→ The task
Select every line containing the word "value" from the material, and copy those lines.

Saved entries

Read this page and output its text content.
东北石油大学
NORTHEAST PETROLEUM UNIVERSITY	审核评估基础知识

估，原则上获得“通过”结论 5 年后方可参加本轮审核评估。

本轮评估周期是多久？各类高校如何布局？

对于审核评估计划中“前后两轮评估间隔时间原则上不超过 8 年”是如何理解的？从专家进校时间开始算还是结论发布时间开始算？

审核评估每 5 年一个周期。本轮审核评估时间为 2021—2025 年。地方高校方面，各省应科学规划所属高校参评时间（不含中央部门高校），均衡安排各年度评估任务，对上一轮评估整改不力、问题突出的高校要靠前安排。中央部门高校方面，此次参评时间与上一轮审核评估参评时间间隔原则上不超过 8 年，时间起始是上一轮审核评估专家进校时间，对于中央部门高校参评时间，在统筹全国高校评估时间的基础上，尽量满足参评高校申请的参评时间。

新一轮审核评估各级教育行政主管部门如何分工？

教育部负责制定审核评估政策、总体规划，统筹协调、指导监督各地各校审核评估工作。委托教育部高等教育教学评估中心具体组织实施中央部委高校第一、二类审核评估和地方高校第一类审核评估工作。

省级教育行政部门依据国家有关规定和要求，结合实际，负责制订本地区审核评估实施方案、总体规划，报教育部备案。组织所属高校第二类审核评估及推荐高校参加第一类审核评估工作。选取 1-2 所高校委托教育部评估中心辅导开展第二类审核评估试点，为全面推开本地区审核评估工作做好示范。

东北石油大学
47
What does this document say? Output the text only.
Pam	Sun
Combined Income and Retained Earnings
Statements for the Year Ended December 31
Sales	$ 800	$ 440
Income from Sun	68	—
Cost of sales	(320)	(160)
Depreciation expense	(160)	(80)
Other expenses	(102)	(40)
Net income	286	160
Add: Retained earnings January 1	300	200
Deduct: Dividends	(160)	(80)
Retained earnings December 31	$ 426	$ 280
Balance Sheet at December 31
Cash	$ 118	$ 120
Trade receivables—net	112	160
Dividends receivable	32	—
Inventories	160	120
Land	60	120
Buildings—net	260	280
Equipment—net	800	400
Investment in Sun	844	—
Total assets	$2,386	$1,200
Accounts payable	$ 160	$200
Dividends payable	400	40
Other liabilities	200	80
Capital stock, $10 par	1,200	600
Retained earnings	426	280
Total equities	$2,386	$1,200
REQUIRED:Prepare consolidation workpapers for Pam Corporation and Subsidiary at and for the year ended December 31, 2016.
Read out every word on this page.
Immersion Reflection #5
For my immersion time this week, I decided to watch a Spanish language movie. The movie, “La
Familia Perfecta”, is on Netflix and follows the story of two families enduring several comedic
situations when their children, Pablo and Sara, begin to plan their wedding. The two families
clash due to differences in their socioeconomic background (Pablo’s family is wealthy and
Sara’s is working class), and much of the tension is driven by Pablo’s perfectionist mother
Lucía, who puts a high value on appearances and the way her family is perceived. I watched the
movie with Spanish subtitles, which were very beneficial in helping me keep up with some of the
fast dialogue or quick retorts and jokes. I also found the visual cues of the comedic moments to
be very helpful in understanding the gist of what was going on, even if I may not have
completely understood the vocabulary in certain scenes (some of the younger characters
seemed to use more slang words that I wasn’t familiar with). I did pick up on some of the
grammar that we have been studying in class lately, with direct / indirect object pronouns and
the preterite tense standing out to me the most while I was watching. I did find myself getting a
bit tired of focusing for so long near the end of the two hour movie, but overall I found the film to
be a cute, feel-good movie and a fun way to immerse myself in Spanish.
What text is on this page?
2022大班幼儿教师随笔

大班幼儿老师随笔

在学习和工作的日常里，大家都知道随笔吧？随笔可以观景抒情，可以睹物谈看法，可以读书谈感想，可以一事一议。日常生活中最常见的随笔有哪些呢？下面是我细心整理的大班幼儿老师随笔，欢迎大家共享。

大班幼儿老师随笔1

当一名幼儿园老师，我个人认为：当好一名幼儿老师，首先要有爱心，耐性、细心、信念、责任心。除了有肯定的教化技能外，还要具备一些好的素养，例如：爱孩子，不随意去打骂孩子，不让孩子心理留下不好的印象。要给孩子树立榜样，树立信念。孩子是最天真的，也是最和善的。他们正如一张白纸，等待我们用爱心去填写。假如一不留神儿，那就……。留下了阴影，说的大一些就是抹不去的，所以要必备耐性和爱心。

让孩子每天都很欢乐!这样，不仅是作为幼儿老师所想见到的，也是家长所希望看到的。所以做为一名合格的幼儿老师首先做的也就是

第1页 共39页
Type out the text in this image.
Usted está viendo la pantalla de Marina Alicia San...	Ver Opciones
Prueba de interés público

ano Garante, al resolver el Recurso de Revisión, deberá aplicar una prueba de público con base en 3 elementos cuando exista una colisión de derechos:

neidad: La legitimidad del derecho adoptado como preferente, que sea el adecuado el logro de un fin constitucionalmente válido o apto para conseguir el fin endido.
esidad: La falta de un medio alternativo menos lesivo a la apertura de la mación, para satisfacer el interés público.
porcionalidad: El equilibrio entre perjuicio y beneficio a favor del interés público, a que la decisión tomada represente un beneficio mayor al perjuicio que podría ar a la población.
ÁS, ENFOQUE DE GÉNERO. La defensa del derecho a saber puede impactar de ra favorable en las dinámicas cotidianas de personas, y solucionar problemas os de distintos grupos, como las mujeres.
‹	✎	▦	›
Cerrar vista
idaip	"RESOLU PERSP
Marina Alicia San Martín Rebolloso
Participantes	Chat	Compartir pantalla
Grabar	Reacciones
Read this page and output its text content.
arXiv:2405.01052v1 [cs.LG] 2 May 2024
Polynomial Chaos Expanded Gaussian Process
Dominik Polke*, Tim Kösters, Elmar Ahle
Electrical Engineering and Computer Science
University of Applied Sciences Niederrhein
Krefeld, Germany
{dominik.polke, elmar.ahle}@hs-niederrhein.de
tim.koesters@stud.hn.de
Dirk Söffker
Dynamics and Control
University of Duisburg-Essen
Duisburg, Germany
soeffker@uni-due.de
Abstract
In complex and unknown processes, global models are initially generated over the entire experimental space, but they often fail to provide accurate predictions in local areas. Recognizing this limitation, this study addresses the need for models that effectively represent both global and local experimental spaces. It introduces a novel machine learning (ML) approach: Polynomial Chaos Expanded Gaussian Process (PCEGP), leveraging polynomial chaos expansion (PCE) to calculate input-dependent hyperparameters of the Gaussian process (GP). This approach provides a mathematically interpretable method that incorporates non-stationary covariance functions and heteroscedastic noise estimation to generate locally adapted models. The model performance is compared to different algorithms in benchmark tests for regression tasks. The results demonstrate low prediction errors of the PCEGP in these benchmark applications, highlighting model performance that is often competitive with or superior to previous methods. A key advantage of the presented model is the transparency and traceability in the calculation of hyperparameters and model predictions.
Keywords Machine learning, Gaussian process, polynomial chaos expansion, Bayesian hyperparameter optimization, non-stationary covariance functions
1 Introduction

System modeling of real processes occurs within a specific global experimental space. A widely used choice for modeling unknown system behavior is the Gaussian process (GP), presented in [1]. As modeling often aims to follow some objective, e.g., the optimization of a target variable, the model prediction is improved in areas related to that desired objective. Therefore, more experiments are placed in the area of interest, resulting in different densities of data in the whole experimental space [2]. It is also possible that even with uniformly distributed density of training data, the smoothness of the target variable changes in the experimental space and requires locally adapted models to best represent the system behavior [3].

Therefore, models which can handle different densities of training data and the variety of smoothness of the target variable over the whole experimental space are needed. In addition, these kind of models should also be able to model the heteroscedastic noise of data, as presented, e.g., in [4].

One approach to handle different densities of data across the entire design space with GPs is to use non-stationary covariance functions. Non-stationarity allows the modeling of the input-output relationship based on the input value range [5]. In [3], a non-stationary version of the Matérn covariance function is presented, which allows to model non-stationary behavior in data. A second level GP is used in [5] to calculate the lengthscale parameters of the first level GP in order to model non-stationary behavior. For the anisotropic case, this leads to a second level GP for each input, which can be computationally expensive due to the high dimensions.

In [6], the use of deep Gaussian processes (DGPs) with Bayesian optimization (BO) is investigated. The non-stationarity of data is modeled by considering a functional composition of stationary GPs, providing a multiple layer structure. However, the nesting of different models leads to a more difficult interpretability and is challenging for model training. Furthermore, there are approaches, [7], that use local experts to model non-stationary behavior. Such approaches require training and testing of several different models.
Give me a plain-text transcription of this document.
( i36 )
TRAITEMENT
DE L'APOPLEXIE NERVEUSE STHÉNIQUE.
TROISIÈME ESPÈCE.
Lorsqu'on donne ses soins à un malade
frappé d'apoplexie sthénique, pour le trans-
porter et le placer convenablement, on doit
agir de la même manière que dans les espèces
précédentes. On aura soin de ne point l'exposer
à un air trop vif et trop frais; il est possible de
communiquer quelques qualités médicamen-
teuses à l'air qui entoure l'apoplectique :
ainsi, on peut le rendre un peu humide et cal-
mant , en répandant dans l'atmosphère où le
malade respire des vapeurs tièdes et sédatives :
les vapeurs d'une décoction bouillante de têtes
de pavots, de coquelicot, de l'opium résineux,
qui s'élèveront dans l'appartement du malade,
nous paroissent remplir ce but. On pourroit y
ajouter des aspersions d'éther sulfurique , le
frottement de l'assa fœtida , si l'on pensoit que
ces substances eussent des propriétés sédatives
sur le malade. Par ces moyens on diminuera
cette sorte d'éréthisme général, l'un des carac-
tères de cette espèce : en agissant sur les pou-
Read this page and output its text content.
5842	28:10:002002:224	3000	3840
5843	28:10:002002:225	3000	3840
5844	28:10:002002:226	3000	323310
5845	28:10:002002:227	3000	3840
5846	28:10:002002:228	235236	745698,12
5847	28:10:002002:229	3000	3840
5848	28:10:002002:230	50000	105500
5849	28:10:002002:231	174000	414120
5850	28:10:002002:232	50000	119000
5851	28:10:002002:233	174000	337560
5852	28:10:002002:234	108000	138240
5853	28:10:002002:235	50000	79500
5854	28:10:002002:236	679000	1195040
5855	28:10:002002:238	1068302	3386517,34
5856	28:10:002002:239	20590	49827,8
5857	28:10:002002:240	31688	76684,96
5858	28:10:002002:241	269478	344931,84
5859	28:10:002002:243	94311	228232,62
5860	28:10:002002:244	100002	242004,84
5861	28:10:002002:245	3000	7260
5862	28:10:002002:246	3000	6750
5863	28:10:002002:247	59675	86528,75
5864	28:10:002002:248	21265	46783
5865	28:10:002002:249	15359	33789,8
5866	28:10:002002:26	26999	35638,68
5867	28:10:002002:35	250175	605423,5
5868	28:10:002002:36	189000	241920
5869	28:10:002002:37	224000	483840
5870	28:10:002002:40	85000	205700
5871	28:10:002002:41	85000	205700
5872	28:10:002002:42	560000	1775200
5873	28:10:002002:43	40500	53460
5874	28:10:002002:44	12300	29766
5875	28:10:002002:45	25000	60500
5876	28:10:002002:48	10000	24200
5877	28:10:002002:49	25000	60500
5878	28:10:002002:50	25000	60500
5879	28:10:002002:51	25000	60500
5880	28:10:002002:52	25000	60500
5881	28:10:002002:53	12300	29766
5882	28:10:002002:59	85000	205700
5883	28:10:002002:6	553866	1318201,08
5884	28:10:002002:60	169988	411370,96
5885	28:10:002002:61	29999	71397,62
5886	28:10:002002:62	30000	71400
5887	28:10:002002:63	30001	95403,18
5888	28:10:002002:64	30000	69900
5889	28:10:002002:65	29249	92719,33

→ Solution below
Lucía, who puts a high value on appearances and the way her family is perceived. I watched the
One approach to handle different densities of data across the entire design space with GPs is to use non-stationary covariance functions. Non-stationarity allows the modeling of the input-output relationship based on the input value range [5]. In [3], a non-stationary version of the Matérn covariance function is presented, which allows to model non-stationary behavior in data. A second level GP is used in [5] to calculate the lengthscale parameters of the first level GP in order to model non-stationary behavior. For the anisotropic case, this leads to a second level GP for each input, which can be computationally expensive due to the high dimensions.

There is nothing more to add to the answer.